EXERCISE INSTRUCTIONS →
Each record that follows should be repeated exactly, minus any images.

RECORDS FOR PROCESSING →
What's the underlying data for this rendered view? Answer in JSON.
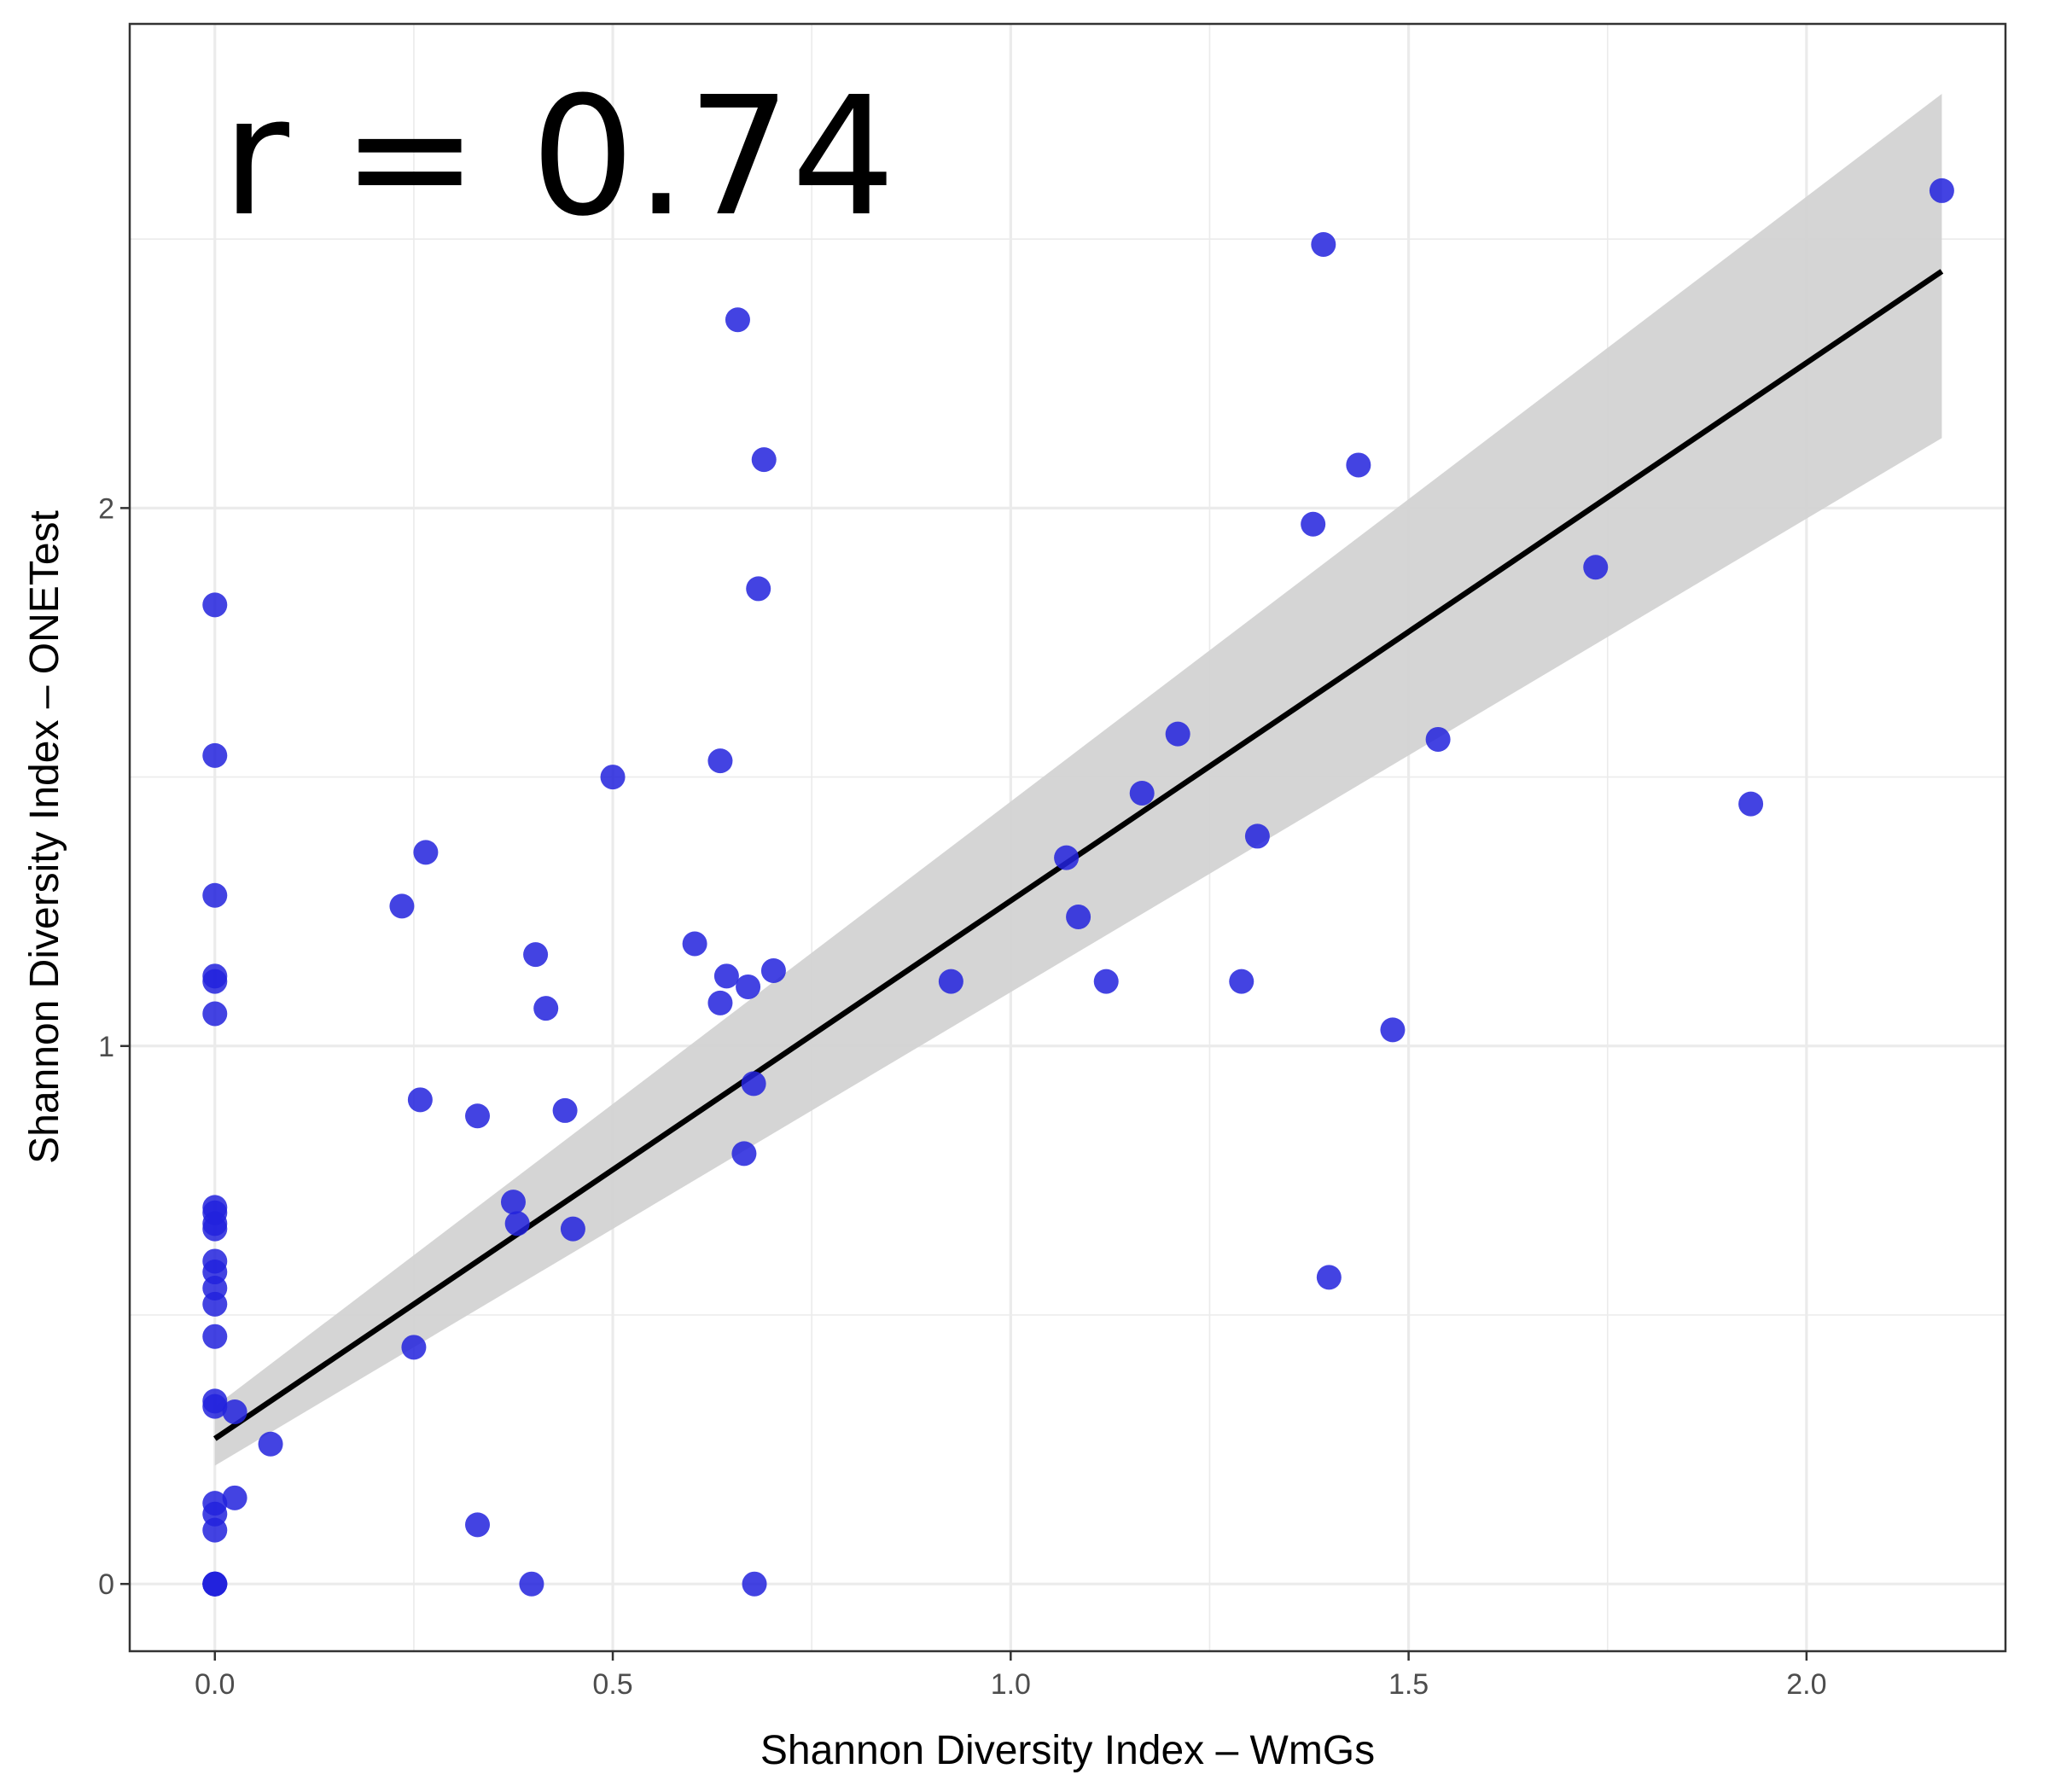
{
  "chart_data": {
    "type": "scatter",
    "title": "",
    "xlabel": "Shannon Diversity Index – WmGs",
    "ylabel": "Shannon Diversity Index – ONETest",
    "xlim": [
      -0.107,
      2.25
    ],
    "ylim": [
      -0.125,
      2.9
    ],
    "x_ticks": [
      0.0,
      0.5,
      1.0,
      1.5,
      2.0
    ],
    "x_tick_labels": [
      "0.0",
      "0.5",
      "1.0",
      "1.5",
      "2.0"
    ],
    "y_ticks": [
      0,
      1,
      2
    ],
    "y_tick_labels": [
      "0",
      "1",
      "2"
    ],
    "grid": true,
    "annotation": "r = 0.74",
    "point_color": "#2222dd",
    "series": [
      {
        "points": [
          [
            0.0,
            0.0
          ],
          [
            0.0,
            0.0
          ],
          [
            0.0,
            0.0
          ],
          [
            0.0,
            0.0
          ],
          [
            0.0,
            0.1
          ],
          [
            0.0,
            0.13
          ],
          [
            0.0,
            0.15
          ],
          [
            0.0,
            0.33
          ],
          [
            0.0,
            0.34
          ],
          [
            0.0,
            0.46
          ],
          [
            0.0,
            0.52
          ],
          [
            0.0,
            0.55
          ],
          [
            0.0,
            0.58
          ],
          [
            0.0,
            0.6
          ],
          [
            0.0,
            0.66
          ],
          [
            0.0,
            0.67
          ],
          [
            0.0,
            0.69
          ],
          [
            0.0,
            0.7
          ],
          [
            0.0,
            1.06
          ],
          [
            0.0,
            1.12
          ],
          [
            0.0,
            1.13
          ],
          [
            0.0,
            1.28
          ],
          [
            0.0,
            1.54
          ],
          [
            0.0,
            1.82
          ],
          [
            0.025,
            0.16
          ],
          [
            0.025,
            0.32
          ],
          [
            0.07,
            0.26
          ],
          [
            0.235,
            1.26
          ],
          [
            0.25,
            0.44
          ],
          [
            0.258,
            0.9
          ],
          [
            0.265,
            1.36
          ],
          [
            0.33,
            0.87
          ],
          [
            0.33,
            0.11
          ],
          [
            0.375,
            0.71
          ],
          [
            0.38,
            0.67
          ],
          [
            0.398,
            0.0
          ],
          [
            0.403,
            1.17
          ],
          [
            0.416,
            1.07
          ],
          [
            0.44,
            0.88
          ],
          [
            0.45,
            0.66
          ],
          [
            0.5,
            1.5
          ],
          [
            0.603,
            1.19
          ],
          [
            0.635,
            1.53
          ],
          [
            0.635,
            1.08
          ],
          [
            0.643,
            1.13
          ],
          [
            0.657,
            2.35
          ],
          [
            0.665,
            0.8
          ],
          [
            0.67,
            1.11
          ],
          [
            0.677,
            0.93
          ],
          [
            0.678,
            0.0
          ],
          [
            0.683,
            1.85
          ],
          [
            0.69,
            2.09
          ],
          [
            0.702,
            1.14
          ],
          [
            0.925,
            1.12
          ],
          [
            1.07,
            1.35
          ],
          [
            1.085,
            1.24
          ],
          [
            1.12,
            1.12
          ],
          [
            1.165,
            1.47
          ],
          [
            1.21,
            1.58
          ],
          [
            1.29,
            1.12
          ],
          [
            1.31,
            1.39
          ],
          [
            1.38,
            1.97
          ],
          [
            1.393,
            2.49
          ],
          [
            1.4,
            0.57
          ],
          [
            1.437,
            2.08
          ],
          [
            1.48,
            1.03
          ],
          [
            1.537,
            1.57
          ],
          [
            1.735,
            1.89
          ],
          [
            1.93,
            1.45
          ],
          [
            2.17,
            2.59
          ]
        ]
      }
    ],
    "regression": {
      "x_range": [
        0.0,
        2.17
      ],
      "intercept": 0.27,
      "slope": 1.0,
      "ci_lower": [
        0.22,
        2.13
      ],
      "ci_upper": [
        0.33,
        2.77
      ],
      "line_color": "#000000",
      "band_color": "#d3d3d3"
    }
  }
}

FINAL RESULT →
What's the underlying data for this rendered view? Answer in JSON.
{
  "chart_data": {
    "type": "scatter",
    "title": "",
    "xlabel": "Shannon Diversity Index – WmGs",
    "ylabel": "Shannon Diversity Index – ONETest",
    "xlim": [
      -0.107,
      2.25
    ],
    "ylim": [
      -0.125,
      2.9
    ],
    "x_ticks": [
      0.0,
      0.5,
      1.0,
      1.5,
      2.0
    ],
    "x_tick_labels": [
      "0.0",
      "0.5",
      "1.0",
      "1.5",
      "2.0"
    ],
    "y_ticks": [
      0,
      1,
      2
    ],
    "y_tick_labels": [
      "0",
      "1",
      "2"
    ],
    "grid": true,
    "annotation": "r = 0.74",
    "point_color": "#2222dd",
    "series": [
      {
        "points": [
          [
            0.0,
            0.0
          ],
          [
            0.0,
            0.0
          ],
          [
            0.0,
            0.0
          ],
          [
            0.0,
            0.0
          ],
          [
            0.0,
            0.1
          ],
          [
            0.0,
            0.13
          ],
          [
            0.0,
            0.15
          ],
          [
            0.0,
            0.33
          ],
          [
            0.0,
            0.34
          ],
          [
            0.0,
            0.46
          ],
          [
            0.0,
            0.52
          ],
          [
            0.0,
            0.55
          ],
          [
            0.0,
            0.58
          ],
          [
            0.0,
            0.6
          ],
          [
            0.0,
            0.66
          ],
          [
            0.0,
            0.67
          ],
          [
            0.0,
            0.69
          ],
          [
            0.0,
            0.7
          ],
          [
            0.0,
            1.06
          ],
          [
            0.0,
            1.12
          ],
          [
            0.0,
            1.13
          ],
          [
            0.0,
            1.28
          ],
          [
            0.0,
            1.54
          ],
          [
            0.0,
            1.82
          ],
          [
            0.025,
            0.16
          ],
          [
            0.025,
            0.32
          ],
          [
            0.07,
            0.26
          ],
          [
            0.235,
            1.26
          ],
          [
            0.25,
            0.44
          ],
          [
            0.258,
            0.9
          ],
          [
            0.265,
            1.36
          ],
          [
            0.33,
            0.87
          ],
          [
            0.33,
            0.11
          ],
          [
            0.375,
            0.71
          ],
          [
            0.38,
            0.67
          ],
          [
            0.398,
            0.0
          ],
          [
            0.403,
            1.17
          ],
          [
            0.416,
            1.07
          ],
          [
            0.44,
            0.88
          ],
          [
            0.45,
            0.66
          ],
          [
            0.5,
            1.5
          ],
          [
            0.603,
            1.19
          ],
          [
            0.635,
            1.53
          ],
          [
            0.635,
            1.08
          ],
          [
            0.643,
            1.13
          ],
          [
            0.657,
            2.35
          ],
          [
            0.665,
            0.8
          ],
          [
            0.67,
            1.11
          ],
          [
            0.677,
            0.93
          ],
          [
            0.678,
            0.0
          ],
          [
            0.683,
            1.85
          ],
          [
            0.69,
            2.09
          ],
          [
            0.702,
            1.14
          ],
          [
            0.925,
            1.12
          ],
          [
            1.07,
            1.35
          ],
          [
            1.085,
            1.24
          ],
          [
            1.12,
            1.12
          ],
          [
            1.165,
            1.47
          ],
          [
            1.21,
            1.58
          ],
          [
            1.29,
            1.12
          ],
          [
            1.31,
            1.39
          ],
          [
            1.38,
            1.97
          ],
          [
            1.393,
            2.49
          ],
          [
            1.4,
            0.57
          ],
          [
            1.437,
            2.08
          ],
          [
            1.48,
            1.03
          ],
          [
            1.537,
            1.57
          ],
          [
            1.735,
            1.89
          ],
          [
            1.93,
            1.45
          ],
          [
            2.17,
            2.59
          ]
        ]
      }
    ],
    "regression": {
      "x_range": [
        0.0,
        2.17
      ],
      "intercept": 0.27,
      "slope": 1.0,
      "ci_lower": [
        0.22,
        2.13
      ],
      "ci_upper": [
        0.33,
        2.77
      ],
      "line_color": "#000000",
      "band_color": "#d3d3d3"
    }
  }
}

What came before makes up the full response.